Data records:
(begin)

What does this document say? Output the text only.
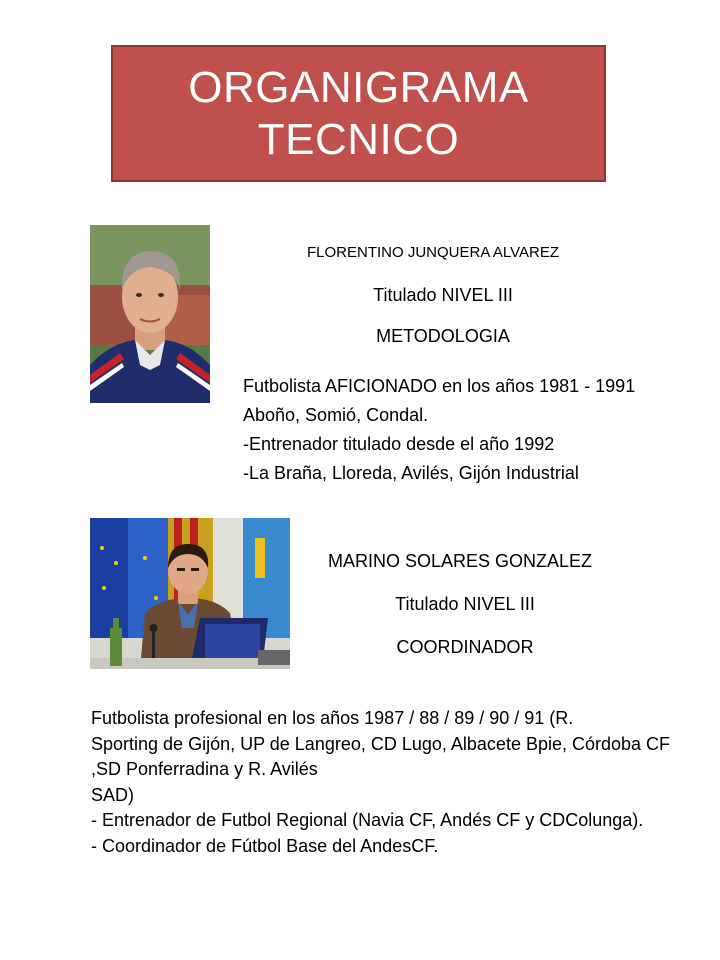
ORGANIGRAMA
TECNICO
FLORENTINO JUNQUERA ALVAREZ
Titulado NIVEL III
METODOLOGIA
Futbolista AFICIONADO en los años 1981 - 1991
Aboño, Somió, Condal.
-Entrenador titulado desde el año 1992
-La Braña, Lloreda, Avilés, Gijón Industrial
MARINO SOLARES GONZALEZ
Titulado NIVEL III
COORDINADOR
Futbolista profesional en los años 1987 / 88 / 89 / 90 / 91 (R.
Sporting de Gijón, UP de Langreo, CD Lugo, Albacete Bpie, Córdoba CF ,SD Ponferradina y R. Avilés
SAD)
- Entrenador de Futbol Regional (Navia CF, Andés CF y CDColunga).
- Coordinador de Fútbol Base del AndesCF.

(end)
(begin)

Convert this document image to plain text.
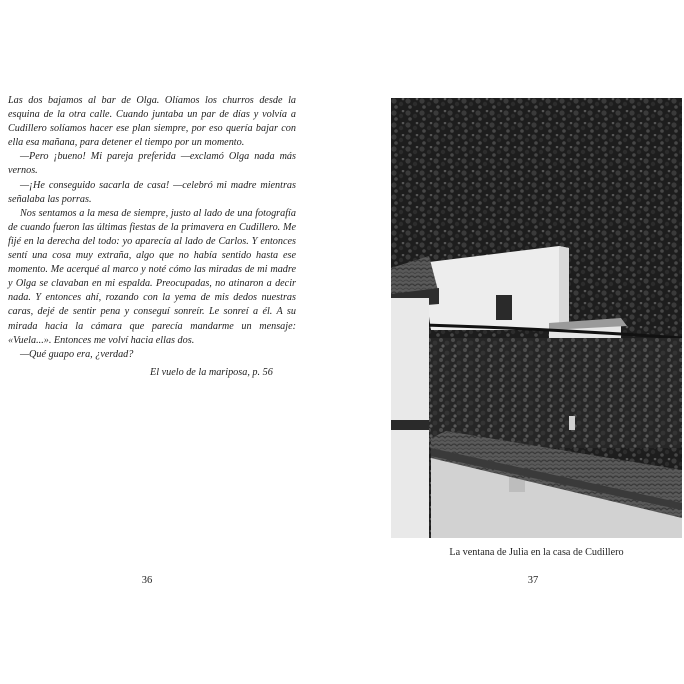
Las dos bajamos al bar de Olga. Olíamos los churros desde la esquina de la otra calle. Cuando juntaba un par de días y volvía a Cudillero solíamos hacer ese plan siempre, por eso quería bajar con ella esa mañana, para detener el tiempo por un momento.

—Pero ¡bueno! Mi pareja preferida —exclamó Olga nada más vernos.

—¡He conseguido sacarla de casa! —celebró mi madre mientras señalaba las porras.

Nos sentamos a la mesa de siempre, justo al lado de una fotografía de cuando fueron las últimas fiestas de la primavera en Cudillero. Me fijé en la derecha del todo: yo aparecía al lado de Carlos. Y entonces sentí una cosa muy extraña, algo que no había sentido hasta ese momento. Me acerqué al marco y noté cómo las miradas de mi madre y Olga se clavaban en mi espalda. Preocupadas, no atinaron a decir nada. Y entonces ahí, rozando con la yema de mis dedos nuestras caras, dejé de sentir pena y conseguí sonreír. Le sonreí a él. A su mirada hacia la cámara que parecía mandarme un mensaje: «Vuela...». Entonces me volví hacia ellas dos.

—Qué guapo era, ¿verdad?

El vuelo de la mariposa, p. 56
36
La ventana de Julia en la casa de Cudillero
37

(end)
(begin)

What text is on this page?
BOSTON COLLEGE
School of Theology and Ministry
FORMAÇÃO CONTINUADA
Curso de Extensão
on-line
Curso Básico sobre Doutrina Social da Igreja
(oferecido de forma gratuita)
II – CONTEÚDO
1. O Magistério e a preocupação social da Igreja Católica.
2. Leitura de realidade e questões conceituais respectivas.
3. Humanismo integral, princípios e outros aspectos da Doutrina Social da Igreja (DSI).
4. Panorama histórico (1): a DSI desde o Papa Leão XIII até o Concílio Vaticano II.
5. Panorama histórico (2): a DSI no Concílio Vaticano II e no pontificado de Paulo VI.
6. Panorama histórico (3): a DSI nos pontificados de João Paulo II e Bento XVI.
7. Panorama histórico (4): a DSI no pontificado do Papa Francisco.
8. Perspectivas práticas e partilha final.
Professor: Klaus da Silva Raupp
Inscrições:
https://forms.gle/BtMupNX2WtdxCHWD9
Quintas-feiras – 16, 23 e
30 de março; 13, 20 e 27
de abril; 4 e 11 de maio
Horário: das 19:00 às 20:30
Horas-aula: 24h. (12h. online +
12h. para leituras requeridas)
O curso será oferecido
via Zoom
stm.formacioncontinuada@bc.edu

(end)

PROBLEM DETAILS: Copy out every line from the data above that has "Papa" in it.

FULL RESPONSE:
4. Panorama histórico (1): a DSI desde o Papa Leão XIII até o Concílio Vaticano II.
7. Panorama histórico (4): a DSI no pontificado do Papa Francisco.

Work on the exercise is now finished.